*GOAL OF THE EXERCISE*.
An exact copy of every record is needed.

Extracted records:

--

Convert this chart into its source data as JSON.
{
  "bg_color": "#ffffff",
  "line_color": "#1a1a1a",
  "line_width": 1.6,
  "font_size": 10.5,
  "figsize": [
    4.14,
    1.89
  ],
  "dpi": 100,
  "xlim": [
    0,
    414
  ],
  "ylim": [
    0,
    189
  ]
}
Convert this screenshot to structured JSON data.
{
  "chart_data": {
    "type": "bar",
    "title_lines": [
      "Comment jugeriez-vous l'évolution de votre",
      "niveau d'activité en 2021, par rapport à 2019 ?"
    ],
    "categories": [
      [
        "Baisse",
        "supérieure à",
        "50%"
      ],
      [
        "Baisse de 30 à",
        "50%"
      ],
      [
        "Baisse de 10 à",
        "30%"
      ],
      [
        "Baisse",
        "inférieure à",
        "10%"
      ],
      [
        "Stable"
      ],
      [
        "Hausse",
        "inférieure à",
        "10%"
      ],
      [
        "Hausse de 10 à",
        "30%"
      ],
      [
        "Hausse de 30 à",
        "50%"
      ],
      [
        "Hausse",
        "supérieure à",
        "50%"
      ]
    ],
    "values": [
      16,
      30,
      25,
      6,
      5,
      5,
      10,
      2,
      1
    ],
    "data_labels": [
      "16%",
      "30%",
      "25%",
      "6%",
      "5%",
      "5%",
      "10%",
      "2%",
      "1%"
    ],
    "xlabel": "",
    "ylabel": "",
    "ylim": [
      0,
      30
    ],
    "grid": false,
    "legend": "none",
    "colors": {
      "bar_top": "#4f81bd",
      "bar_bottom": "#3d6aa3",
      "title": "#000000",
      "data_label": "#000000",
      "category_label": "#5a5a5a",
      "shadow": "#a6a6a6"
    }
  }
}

--

*ANSWER BELOW*.
Convert this chart into its source data as JSON.
{
  "bg_color": "#ffffff",
  "line_color": "#1a1a1a",
  "line_width": 1.6,
  "font_size": 10.5,
  "figsize": [
    4.14,
    1.89
  ],
  "dpi": 100,
  "xlim": [
    0,
    414
  ],
  "ylim": [
    0,
    189
  ]
}
Convert this screenshot to structured JSON data.
{
  "chart_data": {
    "type": "bar",
    "title_lines": [
      "Comment jugeriez-vous l'évolution de votre",
      "niveau d'activité en 2021, par rapport à 2019 ?"
    ],
    "categories": [
      [
        "Baisse",
        "supérieure à",
        "50%"
      ],
      [
        "Baisse de 30 à",
        "50%"
      ],
      [
        "Baisse de 10 à",
        "30%"
      ],
      [
        "Baisse",
        "inférieure à",
        "10%"
      ],
      [
        "Stable"
      ],
      [
        "Hausse",
        "inférieure à",
        "10%"
      ],
      [
        "Hausse de 10 à",
        "30%"
      ],
      [
        "Hausse de 30 à",
        "50%"
      ],
      [
        "Hausse",
        "supérieure à",
        "50%"
      ]
    ],
    "values": [
      16,
      30,
      25,
      6,
      5,
      5,
      10,
      2,
      1
    ],
    "data_labels": [
      "16%",
      "30%",
      "25%",
      "6%",
      "5%",
      "5%",
      "10%",
      "2%",
      "1%"
    ],
    "xlabel": "",
    "ylabel": "",
    "ylim": [
      0,
      30
    ],
    "grid": false,
    "legend": "none",
    "colors": {
      "bar_top": "#4f81bd",
      "bar_bottom": "#3d6aa3",
      "title": "#000000",
      "data_label": "#000000",
      "category_label": "#5a5a5a",
      "shadow": "#a6a6a6"
    }
  }
}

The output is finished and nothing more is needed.